## Task statement
Set down the data below without change, skipping the pictures it holds.

=== Task input ===

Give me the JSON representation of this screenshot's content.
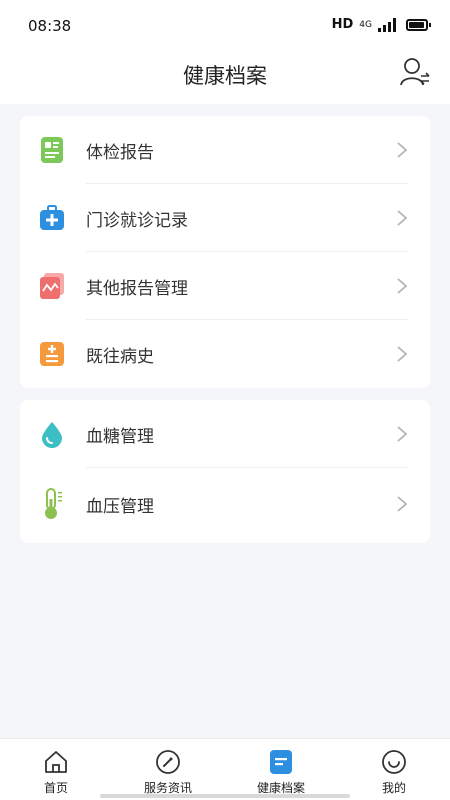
{
  "status_bar": {
    "time": "08:38",
    "hd": "HD",
    "network": "4G"
  },
  "header": {
    "title": "健康档案",
    "right_icon": "user-switch-icon"
  },
  "card_1": {
    "items": [
      {
        "label": "体检报告",
        "icon": "medical-report-icon",
        "color": "#7cc95a"
      },
      {
        "label": "门诊就诊记录",
        "icon": "medical-kit-icon",
        "color": "#2d8fe0"
      },
      {
        "label": "其他报告管理",
        "icon": "chart-document-icon",
        "color": "#ef6f6f"
      },
      {
        "label": "既往病史",
        "icon": "history-list-icon",
        "color": "#f59a3c"
      }
    ]
  },
  "card_2": {
    "items": [
      {
        "label": "血糖管理",
        "icon": "blood-drop-icon",
        "color": "#3bbfc4"
      },
      {
        "label": "血压管理",
        "icon": "thermometer-icon",
        "color": "#8cc152"
      }
    ]
  },
  "tabs": [
    {
      "label": "首页",
      "icon": "home-icon"
    },
    {
      "label": "服务资讯",
      "icon": "compass-icon"
    },
    {
      "label": "健康档案",
      "icon": "health-record-icon",
      "active": true,
      "color": "#2d8fe0"
    },
    {
      "label": "我的",
      "icon": "smile-profile-icon"
    }
  ]
}
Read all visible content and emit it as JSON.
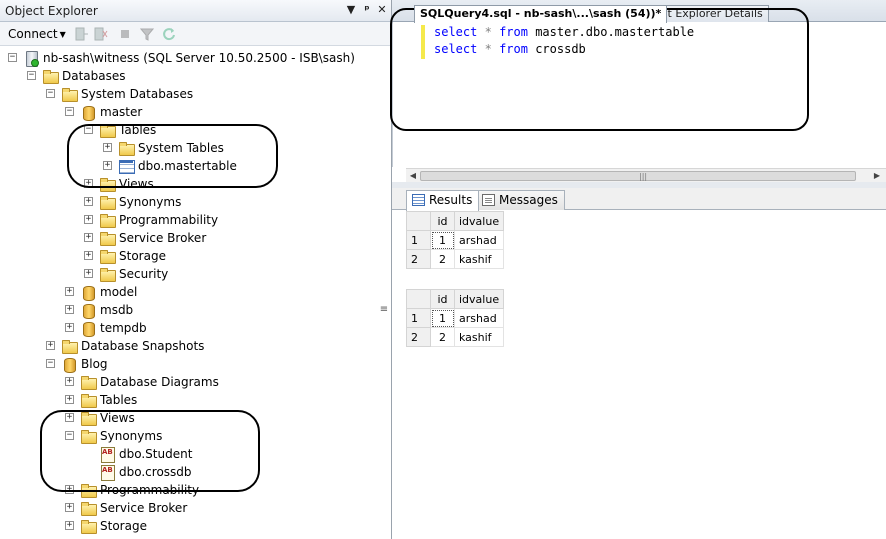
{
  "object_explorer": {
    "title": "Object Explorer",
    "pin_glyph": "▼",
    "pin2_glyph": "ᵖ",
    "close_glyph": "✕",
    "connect_label": "Connect",
    "tree": [
      {
        "label": "nb-sash\\witness (SQL Server 10.50.2500 - ISB\\sash)",
        "icon": "server-icon",
        "expander": "−"
      },
      {
        "label": "Databases",
        "icon": "folder-icon",
        "expander": "−"
      },
      {
        "label": "System Databases",
        "icon": "folder-icon",
        "expander": "−"
      },
      {
        "label": "master",
        "icon": "database-icon",
        "expander": "−"
      },
      {
        "label": "Tables",
        "icon": "folder-icon",
        "expander": "−"
      },
      {
        "label": "System Tables",
        "icon": "folder-icon",
        "expander": "+"
      },
      {
        "label": "dbo.mastertable",
        "icon": "table-icon",
        "expander": "+"
      },
      {
        "label": "Views",
        "icon": "folder-icon",
        "expander": "+"
      },
      {
        "label": "Synonyms",
        "icon": "folder-icon",
        "expander": "+"
      },
      {
        "label": "Programmability",
        "icon": "folder-icon",
        "expander": "+"
      },
      {
        "label": "Service Broker",
        "icon": "folder-icon",
        "expander": "+"
      },
      {
        "label": "Storage",
        "icon": "folder-icon",
        "expander": "+"
      },
      {
        "label": "Security",
        "icon": "folder-icon",
        "expander": "+"
      },
      {
        "label": "model",
        "icon": "database-icon",
        "expander": "+"
      },
      {
        "label": "msdb",
        "icon": "database-icon",
        "expander": "+"
      },
      {
        "label": "tempdb",
        "icon": "database-icon",
        "expander": "+"
      },
      {
        "label": "Database Snapshots",
        "icon": "folder-icon",
        "expander": "+"
      },
      {
        "label": "Blog",
        "icon": "database-icon",
        "expander": "−"
      },
      {
        "label": "Database Diagrams",
        "icon": "folder-icon",
        "expander": "+"
      },
      {
        "label": "Tables",
        "icon": "folder-icon",
        "expander": "+"
      },
      {
        "label": "Views",
        "icon": "folder-icon",
        "expander": "+"
      },
      {
        "label": "Synonyms",
        "icon": "folder-icon",
        "expander": "−"
      },
      {
        "label": "dbo.Student",
        "icon": "synonym-icon",
        "expander": ""
      },
      {
        "label": "dbo.crossdb",
        "icon": "synonym-icon",
        "expander": ""
      },
      {
        "label": "Programmability",
        "icon": "folder-icon",
        "expander": "+"
      },
      {
        "label": "Service Broker",
        "icon": "folder-icon",
        "expander": "+"
      },
      {
        "label": "Storage",
        "icon": "folder-icon",
        "expander": "+"
      }
    ]
  },
  "editor": {
    "tabs": [
      {
        "label": "SQLQuery4.sql - nb-sash\\...\\sash (54))*",
        "active": true
      },
      {
        "label": "Object Explorer Details",
        "active": false
      }
    ],
    "lines": [
      {
        "kw1": "select",
        "star": "*",
        "kw2": "from",
        "target": "master.dbo.mastertable"
      },
      {
        "kw1": "select",
        "star": "*",
        "kw2": "from",
        "target": "crossdb"
      }
    ]
  },
  "results": {
    "tabs": [
      {
        "label": "Results",
        "icon": "grid-icon"
      },
      {
        "label": "Messages",
        "icon": "messages-icon"
      }
    ],
    "grids": [
      {
        "columns": [
          "id",
          "idvalue"
        ],
        "rows": [
          [
            "1",
            "1",
            "arshad"
          ],
          [
            "2",
            "2",
            "kashif"
          ]
        ]
      },
      {
        "columns": [
          "id",
          "idvalue"
        ],
        "rows": [
          [
            "1",
            "1",
            "arshad"
          ],
          [
            "2",
            "2",
            "kashif"
          ]
        ]
      }
    ]
  },
  "colors": {
    "keyword": "#0000ff",
    "operator": "#808080",
    "annotation": "#000000"
  }
}
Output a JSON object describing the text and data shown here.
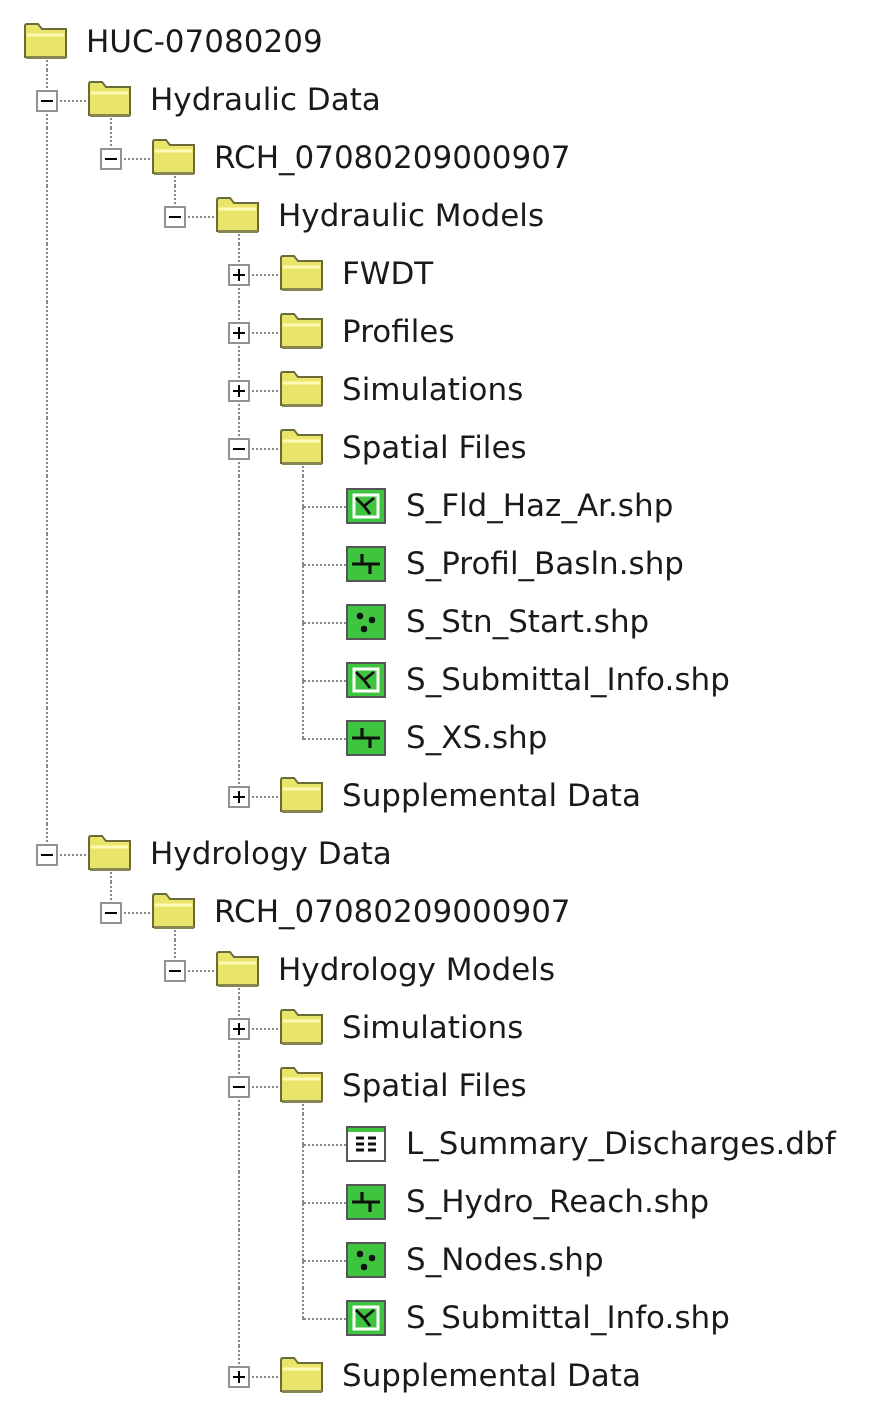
{
  "tree": {
    "label": "HUC-07080209",
    "kind": "folder",
    "children": [
      {
        "label": "Hydraulic Data",
        "kind": "folder",
        "expanded": true,
        "children": [
          {
            "label": "RCH_07080209000907",
            "kind": "folder",
            "expanded": true,
            "children": [
              {
                "label": "Hydraulic Models",
                "kind": "folder",
                "expanded": true,
                "children": [
                  {
                    "label": "FWDT",
                    "kind": "folder",
                    "expanded": false
                  },
                  {
                    "label": "Profiles",
                    "kind": "folder",
                    "expanded": false
                  },
                  {
                    "label": "Simulations",
                    "kind": "folder",
                    "expanded": false
                  },
                  {
                    "label": "Spatial Files",
                    "kind": "folder",
                    "expanded": true,
                    "children": [
                      {
                        "label": "S_Fld_Haz_Ar.shp",
                        "kind": "polygon"
                      },
                      {
                        "label": "S_Profil_Basln.shp",
                        "kind": "line"
                      },
                      {
                        "label": "S_Stn_Start.shp",
                        "kind": "point"
                      },
                      {
                        "label": "S_Submittal_Info.shp",
                        "kind": "polygon"
                      },
                      {
                        "label": "S_XS.shp",
                        "kind": "line"
                      }
                    ]
                  },
                  {
                    "label": "Supplemental Data",
                    "kind": "folder",
                    "expanded": false
                  }
                ]
              }
            ]
          }
        ]
      },
      {
        "label": "Hydrology Data",
        "kind": "folder",
        "expanded": true,
        "children": [
          {
            "label": "RCH_07080209000907",
            "kind": "folder",
            "expanded": true,
            "children": [
              {
                "label": "Hydrology Models",
                "kind": "folder",
                "expanded": true,
                "children": [
                  {
                    "label": "Simulations",
                    "kind": "folder",
                    "expanded": false
                  },
                  {
                    "label": "Spatial Files",
                    "kind": "folder",
                    "expanded": true,
                    "children": [
                      {
                        "label": "L_Summary_Discharges.dbf",
                        "kind": "table"
                      },
                      {
                        "label": "S_Hydro_Reach.shp",
                        "kind": "line"
                      },
                      {
                        "label": "S_Nodes.shp",
                        "kind": "point"
                      },
                      {
                        "label": "S_Submittal_Info.shp",
                        "kind": "polygon"
                      }
                    ]
                  },
                  {
                    "label": "Supplemental Data",
                    "kind": "folder",
                    "expanded": false
                  }
                ]
              }
            ]
          }
        ]
      }
    ]
  }
}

===

## Answer below
Give me the JSON representation of this screenshot's content.
{
  "status_bar": {
    "time": "08:38",
    "hd": "HD",
    "network": "4G"
  },
  "header": {
    "title": "健康档案",
    "right_icon": "user-switch-icon"
  },
  "card_1": {
    "items": [
      {
        "label": "体检报告",
        "icon": "medical-report-icon",
        "color": "#7cc95a"
      },
      {
        "label": "门诊就诊记录",
        "icon": "medical-kit-icon",
        "color": "#2d8fe0"
      },
      {
        "label": "其他报告管理",
        "icon": "chart-document-icon",
        "color": "#ef6f6f"
      },
      {
        "label": "既往病史",
        "icon": "history-list-icon",
        "color": "#f59a3c"
      }
    ]
  },
  "card_2": {
    "items": [
      {
        "label": "血糖管理",
        "icon": "blood-drop-icon",
        "color": "#3bbfc4"
      },
      {
        "label": "血压管理",
        "icon": "thermometer-icon",
        "color": "#8cc152"
      }
    ]
  },
  "tabs": [
    {
      "label": "首页",
      "icon": "home-icon"
    },
    {
      "label": "服务资讯",
      "icon": "compass-icon"
    },
    {
      "label": "健康档案",
      "icon": "health-record-icon",
      "active": true,
      "color": "#2d8fe0"
    },
    {
      "label": "我的",
      "icon": "smile-profile-icon"
    }
  ]
}
Read all visible content and emit it as JSON.
{
  "object_explorer": {
    "title": "Object Explorer",
    "pin_glyph": "▼",
    "pin2_glyph": "ᵖ",
    "close_glyph": "✕",
    "connect_label": "Connect",
    "tree": [
      {
        "label": "nb-sash\\witness (SQL Server 10.50.2500 - ISB\\sash)",
        "icon": "server-icon",
        "expander": "−"
      },
      {
        "label": "Databases",
        "icon": "folder-icon",
        "expander": "−"
      },
      {
        "label": "System Databases",
        "icon": "folder-icon",
        "expander": "−"
      },
      {
        "label": "master",
        "icon": "database-icon",
        "expander": "−"
      },
      {
        "label": "Tables",
        "icon": "folder-icon",
        "expander": "−"
      },
      {
        "label": "System Tables",
        "icon": "folder-icon",
        "expander": "+"
      },
      {
        "label": "dbo.mastertable",
        "icon": "table-icon",
        "expander": "+"
      },
      {
        "label": "Views",
        "icon": "folder-icon",
        "expander": "+"
      },
      {
        "label": "Synonyms",
        "icon": "folder-icon",
        "expander": "+"
      },
      {
        "label": "Programmability",
        "icon": "folder-icon",
        "expander": "+"
      },
      {
        "label": "Service Broker",
        "icon": "folder-icon",
        "expander": "+"
      },
      {
        "label": "Storage",
        "icon": "folder-icon",
        "expander": "+"
      },
      {
        "label": "Security",
        "icon": "folder-icon",
        "expander": "+"
      },
      {
        "label": "model",
        "icon": "database-icon",
        "expander": "+"
      },
      {
        "label": "msdb",
        "icon": "database-icon",
        "expander": "+"
      },
      {
        "label": "tempdb",
        "icon": "database-icon",
        "expander": "+"
      },
      {
        "label": "Database Snapshots",
        "icon": "folder-icon",
        "expander": "+"
      },
      {
        "label": "Blog",
        "icon": "database-icon",
        "expander": "−"
      },
      {
        "label": "Database Diagrams",
        "icon": "folder-icon",
        "expander": "+"
      },
      {
        "label": "Tables",
        "icon": "folder-icon",
        "expander": "+"
      },
      {
        "label": "Views",
        "icon": "folder-icon",
        "expander": "+"
      },
      {
        "label": "Synonyms",
        "icon": "folder-icon",
        "expander": "−"
      },
      {
        "label": "dbo.Student",
        "icon": "synonym-icon",
        "expander": ""
      },
      {
        "label": "dbo.crossdb",
        "icon": "synonym-icon",
        "expander": ""
      },
      {
        "label": "Programmability",
        "icon": "folder-icon",
        "expander": "+"
      },
      {
        "label": "Service Broker",
        "icon": "folder-icon",
        "expander": "+"
      },
      {
        "label": "Storage",
        "icon": "folder-icon",
        "expander": "+"
      }
    ]
  },
  "editor": {
    "tabs": [
      {
        "label": "SQLQuery4.sql - nb-sash\\...\\sash (54))*",
        "active": true
      },
      {
        "label": "Object Explorer Details",
        "active": false
      }
    ],
    "lines": [
      {
        "kw1": "select",
        "star": "*",
        "kw2": "from",
        "target": "master.dbo.mastertable"
      },
      {
        "kw1": "select",
        "star": "*",
        "kw2": "from",
        "target": "crossdb"
      }
    ]
  },
  "results": {
    "tabs": [
      {
        "label": "Results",
        "icon": "grid-icon"
      },
      {
        "label": "Messages",
        "icon": "messages-icon"
      }
    ],
    "grids": [
      {
        "columns": [
          "id",
          "idvalue"
        ],
        "rows": [
          [
            "1",
            "1",
            "arshad"
          ],
          [
            "2",
            "2",
            "kashif"
          ]
        ]
      },
      {
        "columns": [
          "id",
          "idvalue"
        ],
        "rows": [
          [
            "1",
            "1",
            "arshad"
          ],
          [
            "2",
            "2",
            "kashif"
          ]
        ]
      }
    ]
  },
  "colors": {
    "keyword": "#0000ff",
    "operator": "#808080",
    "annotation": "#000000"
  }
}
Output a JSON object describing the text and data shown here.
{
  "tree": {
    "label": "HUC-07080209",
    "kind": "folder",
    "children": [
      {
        "label": "Hydraulic Data",
        "kind": "folder",
        "expanded": true,
        "children": [
          {
            "label": "RCH_07080209000907",
            "kind": "folder",
            "expanded": true,
            "children": [
              {
                "label": "Hydraulic Models",
                "kind": "folder",
                "expanded": true,
                "children": [
                  {
                    "label": "FWDT",
                    "kind": "folder",
                    "expanded": false
                  },
                  {
                    "label": "Profiles",
                    "kind": "folder",
                    "expanded": false
                  },
                  {
                    "label": "Simulations",
                    "kind": "folder",
                    "expanded": false
                  },
                  {
                    "label": "Spatial Files",
                    "kind": "folder",
                    "expanded": true,
                    "children": [
                      {
                        "label": "S_Fld_Haz_Ar.shp",
                        "kind": "polygon"
                      },
                      {
                        "label": "S_Profil_Basln.shp",
                        "kind": "line"
                      },
                      {
                        "label": "S_Stn_Start.shp",
                        "kind": "point"
                      },
                      {
                        "label": "S_Submittal_Info.shp",
                        "kind": "polygon"
                      },
                      {
                        "label": "S_XS.shp",
                        "kind": "line"
                      }
                    ]
                  },
                  {
                    "label": "Supplemental Data",
                    "kind": "folder",
                    "expanded": false
                  }
                ]
              }
            ]
          }
        ]
      },
      {
        "label": "Hydrology Data",
        "kind": "folder",
        "expanded": true,
        "children": [
          {
            "label": "RCH_07080209000907",
            "kind": "folder",
            "expanded": true,
            "children": [
              {
                "label": "Hydrology Models",
                "kind": "folder",
                "expanded": true,
                "children": [
                  {
                    "label": "Simulations",
                    "kind": "folder",
                    "expanded": false
                  },
                  {
                    "label": "Spatial Files",
                    "kind": "folder",
                    "expanded": true,
                    "children": [
                      {
                        "label": "L_Summary_Discharges.dbf",
                        "kind": "table"
                      },
                      {
                        "label": "S_Hydro_Reach.shp",
                        "kind": "line"
                      },
                      {
                        "label": "S_Nodes.shp",
                        "kind": "point"
                      },
                      {
                        "label": "S_Submittal_Info.shp",
                        "kind": "polygon"
                      }
                    ]
                  },
                  {
                    "label": "Supplemental Data",
                    "kind": "folder",
                    "expanded": false
                  }
                ]
              }
            ]
          }
        ]
      }
    ]
  }
}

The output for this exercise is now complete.